GIVEN TASK: Copy whichever lines contain the string "more".

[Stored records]
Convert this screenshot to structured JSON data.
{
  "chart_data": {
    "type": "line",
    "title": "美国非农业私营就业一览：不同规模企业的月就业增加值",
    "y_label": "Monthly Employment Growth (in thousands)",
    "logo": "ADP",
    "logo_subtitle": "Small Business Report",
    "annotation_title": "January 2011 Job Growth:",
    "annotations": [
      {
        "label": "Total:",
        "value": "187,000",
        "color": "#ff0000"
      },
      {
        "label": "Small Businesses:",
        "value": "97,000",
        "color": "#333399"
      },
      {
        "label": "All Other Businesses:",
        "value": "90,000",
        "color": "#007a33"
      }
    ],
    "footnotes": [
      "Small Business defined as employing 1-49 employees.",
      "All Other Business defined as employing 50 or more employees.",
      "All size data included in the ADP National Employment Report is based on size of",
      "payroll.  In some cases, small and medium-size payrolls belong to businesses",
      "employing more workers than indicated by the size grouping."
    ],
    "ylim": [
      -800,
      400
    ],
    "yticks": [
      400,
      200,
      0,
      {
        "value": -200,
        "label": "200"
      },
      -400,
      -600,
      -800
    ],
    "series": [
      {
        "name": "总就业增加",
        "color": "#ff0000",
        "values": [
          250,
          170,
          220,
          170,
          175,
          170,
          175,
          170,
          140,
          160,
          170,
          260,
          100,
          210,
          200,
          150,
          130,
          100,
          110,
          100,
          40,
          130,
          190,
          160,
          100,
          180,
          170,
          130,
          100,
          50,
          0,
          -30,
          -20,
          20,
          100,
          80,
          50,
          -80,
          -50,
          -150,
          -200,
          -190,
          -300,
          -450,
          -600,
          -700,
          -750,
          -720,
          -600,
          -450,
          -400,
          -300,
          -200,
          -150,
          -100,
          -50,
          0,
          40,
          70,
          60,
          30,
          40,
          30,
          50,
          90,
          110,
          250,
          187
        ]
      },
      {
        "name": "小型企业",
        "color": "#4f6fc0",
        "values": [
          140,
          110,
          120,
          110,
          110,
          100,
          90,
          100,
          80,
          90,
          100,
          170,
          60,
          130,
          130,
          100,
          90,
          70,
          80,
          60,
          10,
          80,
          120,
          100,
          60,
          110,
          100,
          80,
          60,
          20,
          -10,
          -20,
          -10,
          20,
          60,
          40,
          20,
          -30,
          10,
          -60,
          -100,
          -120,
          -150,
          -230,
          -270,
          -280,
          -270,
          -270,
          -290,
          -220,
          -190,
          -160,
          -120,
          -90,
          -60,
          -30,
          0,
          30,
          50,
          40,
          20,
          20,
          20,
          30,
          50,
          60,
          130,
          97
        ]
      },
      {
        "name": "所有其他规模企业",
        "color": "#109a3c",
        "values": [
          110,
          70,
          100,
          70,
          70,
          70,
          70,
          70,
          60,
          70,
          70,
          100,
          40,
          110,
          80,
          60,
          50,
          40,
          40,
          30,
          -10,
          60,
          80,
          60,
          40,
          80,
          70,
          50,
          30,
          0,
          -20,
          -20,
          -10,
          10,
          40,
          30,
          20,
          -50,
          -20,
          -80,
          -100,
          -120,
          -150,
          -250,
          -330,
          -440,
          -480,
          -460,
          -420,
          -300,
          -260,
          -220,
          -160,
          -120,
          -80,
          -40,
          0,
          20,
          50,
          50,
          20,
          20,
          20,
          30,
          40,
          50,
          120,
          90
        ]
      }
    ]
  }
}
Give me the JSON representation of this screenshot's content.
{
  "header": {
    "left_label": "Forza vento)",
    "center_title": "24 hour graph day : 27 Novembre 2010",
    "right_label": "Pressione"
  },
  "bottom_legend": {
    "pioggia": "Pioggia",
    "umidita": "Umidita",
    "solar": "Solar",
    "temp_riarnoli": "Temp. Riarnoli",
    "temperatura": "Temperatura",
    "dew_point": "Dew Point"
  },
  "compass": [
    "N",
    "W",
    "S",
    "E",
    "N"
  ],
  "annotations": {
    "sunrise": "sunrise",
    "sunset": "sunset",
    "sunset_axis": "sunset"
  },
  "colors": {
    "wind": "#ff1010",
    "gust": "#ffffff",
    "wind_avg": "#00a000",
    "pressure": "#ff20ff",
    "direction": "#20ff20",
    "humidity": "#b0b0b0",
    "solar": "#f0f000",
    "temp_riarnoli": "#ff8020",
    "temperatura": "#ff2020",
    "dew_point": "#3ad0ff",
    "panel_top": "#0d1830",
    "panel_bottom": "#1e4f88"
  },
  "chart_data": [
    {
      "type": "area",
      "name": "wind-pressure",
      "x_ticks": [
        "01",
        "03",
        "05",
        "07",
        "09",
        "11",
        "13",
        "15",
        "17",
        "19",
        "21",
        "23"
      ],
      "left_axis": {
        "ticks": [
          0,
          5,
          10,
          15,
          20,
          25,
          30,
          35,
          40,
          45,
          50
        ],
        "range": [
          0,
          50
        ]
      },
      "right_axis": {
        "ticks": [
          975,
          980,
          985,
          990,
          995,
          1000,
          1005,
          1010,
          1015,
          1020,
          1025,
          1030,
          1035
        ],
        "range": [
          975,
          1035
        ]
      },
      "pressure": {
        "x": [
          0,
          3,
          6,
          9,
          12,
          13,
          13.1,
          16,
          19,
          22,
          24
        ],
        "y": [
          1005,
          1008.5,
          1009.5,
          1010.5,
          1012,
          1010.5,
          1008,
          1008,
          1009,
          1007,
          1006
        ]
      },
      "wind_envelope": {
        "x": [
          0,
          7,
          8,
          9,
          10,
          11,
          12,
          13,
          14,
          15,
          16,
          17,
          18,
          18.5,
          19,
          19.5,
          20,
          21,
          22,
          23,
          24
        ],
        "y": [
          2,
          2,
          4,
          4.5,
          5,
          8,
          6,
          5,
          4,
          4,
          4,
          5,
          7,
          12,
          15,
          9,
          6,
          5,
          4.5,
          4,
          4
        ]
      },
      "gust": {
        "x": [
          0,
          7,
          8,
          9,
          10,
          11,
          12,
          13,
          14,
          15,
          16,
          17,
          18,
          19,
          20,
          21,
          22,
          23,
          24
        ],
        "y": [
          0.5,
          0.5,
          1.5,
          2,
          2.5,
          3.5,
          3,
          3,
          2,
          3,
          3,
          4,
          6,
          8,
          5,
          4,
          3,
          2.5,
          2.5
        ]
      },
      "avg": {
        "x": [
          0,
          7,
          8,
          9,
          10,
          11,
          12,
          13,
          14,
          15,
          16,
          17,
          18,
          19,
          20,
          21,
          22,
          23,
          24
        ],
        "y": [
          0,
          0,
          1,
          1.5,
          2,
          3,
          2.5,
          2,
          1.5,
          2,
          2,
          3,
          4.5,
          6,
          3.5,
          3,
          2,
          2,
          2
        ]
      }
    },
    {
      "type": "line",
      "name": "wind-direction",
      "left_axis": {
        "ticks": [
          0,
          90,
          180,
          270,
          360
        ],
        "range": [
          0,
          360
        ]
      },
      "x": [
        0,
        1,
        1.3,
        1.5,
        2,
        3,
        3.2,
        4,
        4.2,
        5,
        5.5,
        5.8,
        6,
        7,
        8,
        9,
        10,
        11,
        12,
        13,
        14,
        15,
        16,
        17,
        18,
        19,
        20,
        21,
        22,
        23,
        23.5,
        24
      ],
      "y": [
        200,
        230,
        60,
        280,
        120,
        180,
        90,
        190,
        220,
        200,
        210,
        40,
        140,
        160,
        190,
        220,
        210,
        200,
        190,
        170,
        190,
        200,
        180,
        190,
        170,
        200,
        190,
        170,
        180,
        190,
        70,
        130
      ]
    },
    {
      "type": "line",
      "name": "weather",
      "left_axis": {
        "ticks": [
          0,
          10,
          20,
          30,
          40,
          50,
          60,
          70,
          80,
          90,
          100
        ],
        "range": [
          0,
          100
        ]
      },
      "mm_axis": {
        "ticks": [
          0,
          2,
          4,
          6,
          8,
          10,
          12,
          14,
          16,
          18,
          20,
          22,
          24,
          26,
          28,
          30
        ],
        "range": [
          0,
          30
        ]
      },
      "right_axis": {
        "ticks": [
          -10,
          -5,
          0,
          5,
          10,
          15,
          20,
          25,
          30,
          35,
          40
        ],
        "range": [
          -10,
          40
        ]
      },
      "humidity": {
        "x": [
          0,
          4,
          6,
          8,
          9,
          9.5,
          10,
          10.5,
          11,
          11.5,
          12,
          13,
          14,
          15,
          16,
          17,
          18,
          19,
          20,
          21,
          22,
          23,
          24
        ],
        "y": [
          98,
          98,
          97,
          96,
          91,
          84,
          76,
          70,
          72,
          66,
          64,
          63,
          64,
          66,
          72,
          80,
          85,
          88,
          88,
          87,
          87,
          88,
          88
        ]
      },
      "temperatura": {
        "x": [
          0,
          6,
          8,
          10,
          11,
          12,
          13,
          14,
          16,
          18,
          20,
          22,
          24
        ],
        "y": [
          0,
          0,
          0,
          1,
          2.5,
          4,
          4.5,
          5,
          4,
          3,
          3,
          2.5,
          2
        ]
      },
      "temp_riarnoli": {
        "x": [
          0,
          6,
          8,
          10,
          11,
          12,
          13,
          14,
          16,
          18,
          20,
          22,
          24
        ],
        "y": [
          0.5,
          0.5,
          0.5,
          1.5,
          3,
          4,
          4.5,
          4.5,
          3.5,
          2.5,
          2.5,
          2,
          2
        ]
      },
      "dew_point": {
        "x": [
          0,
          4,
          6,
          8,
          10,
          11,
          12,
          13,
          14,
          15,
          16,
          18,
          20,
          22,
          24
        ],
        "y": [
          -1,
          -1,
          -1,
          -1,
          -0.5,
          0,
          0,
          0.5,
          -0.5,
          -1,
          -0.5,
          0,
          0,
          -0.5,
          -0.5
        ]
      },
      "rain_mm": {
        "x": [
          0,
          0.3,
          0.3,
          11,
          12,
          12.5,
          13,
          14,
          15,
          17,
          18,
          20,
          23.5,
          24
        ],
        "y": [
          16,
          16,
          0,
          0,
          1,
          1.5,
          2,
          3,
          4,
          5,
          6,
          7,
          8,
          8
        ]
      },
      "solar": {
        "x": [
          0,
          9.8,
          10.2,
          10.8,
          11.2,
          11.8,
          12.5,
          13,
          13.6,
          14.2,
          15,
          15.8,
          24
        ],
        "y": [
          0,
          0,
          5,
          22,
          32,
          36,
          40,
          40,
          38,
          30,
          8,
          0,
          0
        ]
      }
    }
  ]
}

FINAL ANSWER:
      "All Other Business defined as employing 50 or more employees.",
      "employing more workers than indicated by the size grouping."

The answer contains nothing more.